▶ _Your instructions_: Copy the data below word for word, line by line.

▶ _Material shown_:
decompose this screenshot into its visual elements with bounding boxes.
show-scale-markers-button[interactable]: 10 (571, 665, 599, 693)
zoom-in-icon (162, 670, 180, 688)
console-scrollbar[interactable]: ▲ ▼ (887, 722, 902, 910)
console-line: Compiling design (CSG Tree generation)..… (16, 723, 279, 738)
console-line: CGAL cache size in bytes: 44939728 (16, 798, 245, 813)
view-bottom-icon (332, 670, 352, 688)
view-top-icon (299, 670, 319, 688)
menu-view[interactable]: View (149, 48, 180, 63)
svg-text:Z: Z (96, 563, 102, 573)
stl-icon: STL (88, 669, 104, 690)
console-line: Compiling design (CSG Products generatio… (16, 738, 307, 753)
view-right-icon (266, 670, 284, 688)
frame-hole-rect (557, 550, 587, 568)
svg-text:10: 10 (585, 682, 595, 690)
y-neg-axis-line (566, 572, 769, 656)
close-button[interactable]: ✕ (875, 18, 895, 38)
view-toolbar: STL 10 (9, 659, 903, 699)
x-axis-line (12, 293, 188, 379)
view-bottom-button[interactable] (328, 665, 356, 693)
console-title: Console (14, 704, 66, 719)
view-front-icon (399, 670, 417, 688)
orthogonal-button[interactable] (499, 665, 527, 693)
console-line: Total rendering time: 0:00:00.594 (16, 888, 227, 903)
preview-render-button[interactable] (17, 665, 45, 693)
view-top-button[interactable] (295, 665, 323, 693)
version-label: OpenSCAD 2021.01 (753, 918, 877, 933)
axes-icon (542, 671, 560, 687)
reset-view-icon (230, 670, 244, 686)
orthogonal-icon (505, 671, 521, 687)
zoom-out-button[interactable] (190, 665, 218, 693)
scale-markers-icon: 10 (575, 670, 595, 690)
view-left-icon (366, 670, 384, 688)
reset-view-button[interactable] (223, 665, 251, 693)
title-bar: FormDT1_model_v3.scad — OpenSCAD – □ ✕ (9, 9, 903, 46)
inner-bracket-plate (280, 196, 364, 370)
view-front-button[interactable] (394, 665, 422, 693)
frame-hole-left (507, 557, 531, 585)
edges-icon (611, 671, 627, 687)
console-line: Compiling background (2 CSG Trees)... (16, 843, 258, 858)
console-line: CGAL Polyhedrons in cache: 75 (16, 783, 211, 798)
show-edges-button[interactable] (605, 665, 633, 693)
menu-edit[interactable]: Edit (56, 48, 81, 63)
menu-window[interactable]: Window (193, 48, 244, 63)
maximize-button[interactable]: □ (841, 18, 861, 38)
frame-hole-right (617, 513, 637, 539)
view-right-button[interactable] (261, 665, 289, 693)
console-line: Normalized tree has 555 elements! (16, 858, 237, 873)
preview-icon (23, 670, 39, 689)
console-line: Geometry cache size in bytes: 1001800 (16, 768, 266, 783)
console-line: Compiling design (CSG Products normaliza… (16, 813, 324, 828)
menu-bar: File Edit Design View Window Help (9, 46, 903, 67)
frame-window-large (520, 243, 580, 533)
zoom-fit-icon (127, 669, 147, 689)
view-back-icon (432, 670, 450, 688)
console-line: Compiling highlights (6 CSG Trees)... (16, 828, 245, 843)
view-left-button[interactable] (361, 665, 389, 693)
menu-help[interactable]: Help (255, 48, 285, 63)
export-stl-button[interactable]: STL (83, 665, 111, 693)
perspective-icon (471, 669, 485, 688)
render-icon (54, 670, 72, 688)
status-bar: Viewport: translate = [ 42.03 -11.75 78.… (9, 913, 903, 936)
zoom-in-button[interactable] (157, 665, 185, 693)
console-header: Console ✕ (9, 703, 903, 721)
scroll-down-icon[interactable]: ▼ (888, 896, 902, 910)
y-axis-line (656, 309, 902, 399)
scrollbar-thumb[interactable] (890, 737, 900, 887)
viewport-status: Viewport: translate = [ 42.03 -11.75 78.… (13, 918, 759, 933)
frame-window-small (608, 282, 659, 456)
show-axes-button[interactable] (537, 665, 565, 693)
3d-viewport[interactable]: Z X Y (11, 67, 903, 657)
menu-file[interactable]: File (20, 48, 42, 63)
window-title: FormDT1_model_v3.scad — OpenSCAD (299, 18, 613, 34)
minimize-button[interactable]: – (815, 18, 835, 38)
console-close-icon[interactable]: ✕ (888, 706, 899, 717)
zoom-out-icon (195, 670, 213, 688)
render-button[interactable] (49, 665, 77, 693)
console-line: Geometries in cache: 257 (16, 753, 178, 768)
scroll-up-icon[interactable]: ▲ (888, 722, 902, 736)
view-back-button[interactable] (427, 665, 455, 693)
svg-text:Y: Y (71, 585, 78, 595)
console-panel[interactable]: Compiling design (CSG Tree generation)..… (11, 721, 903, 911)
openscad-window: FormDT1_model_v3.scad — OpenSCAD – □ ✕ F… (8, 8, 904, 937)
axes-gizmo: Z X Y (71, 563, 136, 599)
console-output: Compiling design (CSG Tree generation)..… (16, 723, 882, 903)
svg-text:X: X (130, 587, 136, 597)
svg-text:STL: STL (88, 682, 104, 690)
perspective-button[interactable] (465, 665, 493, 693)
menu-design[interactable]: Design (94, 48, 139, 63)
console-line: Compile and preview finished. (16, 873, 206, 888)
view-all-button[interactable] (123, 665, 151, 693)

▶ _Expected answer_:
decompose this screenshot into its visual elements with bounding boxes.
show-scale-markers-button[interactable]: 10 (571, 665, 599, 693)
zoom-in-icon (162, 670, 180, 688)
console-scrollbar[interactable]: ▲ ▼ (887, 722, 902, 910)
console-line: Compiling design (CSG Tree generation)..… (16, 723, 279, 738)
console-line: CGAL cache size in bytes: 44939728 (16, 798, 245, 813)
view-bottom-icon (332, 670, 352, 688)
view-top-icon (299, 670, 319, 688)
menu-view[interactable]: View (149, 48, 180, 63)
svg-text:Z: Z (96, 563, 102, 573)
stl-icon: STL (88, 669, 104, 690)
console-line: Compiling design (CSG Products generatio… (16, 738, 307, 753)
view-right-icon (266, 670, 284, 688)
frame-hole-rect (557, 550, 587, 568)
svg-text:10: 10 (585, 682, 595, 690)
y-neg-axis-line (566, 572, 769, 656)
close-button[interactable]: ✕ (875, 18, 895, 38)
view-toolbar: STL 10 (9, 659, 903, 699)
x-axis-line (12, 293, 188, 379)
view-bottom-button[interactable] (328, 665, 356, 693)
console-title: Console (14, 704, 66, 719)
view-front-icon (399, 670, 417, 688)
orthogonal-button[interactable] (499, 665, 527, 693)
console-line: Total rendering time: 0:00:00.594 (16, 888, 227, 903)
preview-render-button[interactable] (17, 665, 45, 693)
view-top-button[interactable] (295, 665, 323, 693)
version-label: OpenSCAD 2021.01 (753, 918, 877, 933)
axes-icon (542, 671, 560, 687)
reset-view-icon (230, 670, 244, 686)
orthogonal-icon (505, 671, 521, 687)
zoom-out-button[interactable] (190, 665, 218, 693)
scale-markers-icon: 10 (575, 670, 595, 690)
view-left-icon (366, 670, 384, 688)
reset-view-button[interactable] (223, 665, 251, 693)
title-bar: FormDT1_model_v3.scad — OpenSCAD – □ ✕ (9, 9, 903, 46)
inner-bracket-plate (280, 196, 364, 370)
view-front-button[interactable] (394, 665, 422, 693)
frame-hole-left (507, 557, 531, 585)
edges-icon (611, 671, 627, 687)
console-line: Compiling background (2 CSG Trees)... (16, 843, 258, 858)
console-line: CGAL Polyhedrons in cache: 75 (16, 783, 211, 798)
show-edges-button[interactable] (605, 665, 633, 693)
menu-edit[interactable]: Edit (56, 48, 81, 63)
menu-window[interactable]: Window (193, 48, 244, 63)
maximize-button[interactable]: □ (841, 18, 861, 38)
frame-hole-right (617, 513, 637, 539)
view-right-button[interactable] (261, 665, 289, 693)
console-line: Normalized tree has 555 elements! (16, 858, 237, 873)
preview-icon (23, 670, 39, 689)
console-line: Geometry cache size in bytes: 1001800 (16, 768, 266, 783)
console-line: Compiling design (CSG Products normaliza… (16, 813, 324, 828)
menu-bar: File Edit Design View Window Help (9, 46, 903, 67)
frame-window-large (520, 243, 580, 533)
zoom-fit-icon (127, 669, 147, 689)
view-back-icon (432, 670, 450, 688)
console-line: Compiling highlights (6 CSG Trees)... (16, 828, 245, 843)
view-left-button[interactable] (361, 665, 389, 693)
menu-help[interactable]: Help (255, 48, 285, 63)
export-stl-button[interactable]: STL (83, 665, 111, 693)
perspective-icon (471, 669, 485, 688)
render-icon (54, 670, 72, 688)
status-bar: Viewport: translate = [ 42.03 -11.75 78.… (9, 913, 903, 936)
zoom-in-button[interactable] (157, 665, 185, 693)
console-header: Console ✕ (9, 703, 903, 721)
scroll-down-icon[interactable]: ▼ (888, 896, 902, 910)
y-axis-line (656, 309, 902, 399)
scrollbar-thumb[interactable] (890, 737, 900, 887)
viewport-status: Viewport: translate = [ 42.03 -11.75 78.… (13, 918, 759, 933)
frame-window-small (608, 282, 659, 456)
show-axes-button[interactable] (537, 665, 565, 693)
3d-viewport[interactable]: Z X Y (11, 67, 903, 657)
menu-file[interactable]: File (20, 48, 42, 63)
window-title: FormDT1_model_v3.scad — OpenSCAD (299, 18, 613, 34)
minimize-button[interactable]: – (815, 18, 835, 38)
console-close-icon[interactable]: ✕ (888, 706, 899, 717)
zoom-out-icon (195, 670, 213, 688)
render-button[interactable] (49, 665, 77, 693)
console-line: Geometries in cache: 257 (16, 753, 178, 768)
scroll-up-icon[interactable]: ▲ (888, 722, 902, 736)
view-back-button[interactable] (427, 665, 455, 693)
svg-text:Y: Y (71, 585, 78, 595)
console-panel[interactable]: Compiling design (CSG Tree generation)..… (11, 721, 903, 911)
openscad-window: FormDT1_model_v3.scad — OpenSCAD – □ ✕ F… (8, 8, 904, 937)
axes-gizmo: Z X Y (71, 563, 136, 599)
console-output: Compiling design (CSG Tree generation)..… (16, 723, 882, 903)
svg-text:X: X (130, 587, 136, 597)
svg-text:STL: STL (88, 682, 104, 690)
perspective-button[interactable] (465, 665, 493, 693)
menu-design[interactable]: Design (94, 48, 139, 63)
console-line: Compile and preview finished. (16, 873, 206, 888)
view-all-button[interactable] (123, 665, 151, 693)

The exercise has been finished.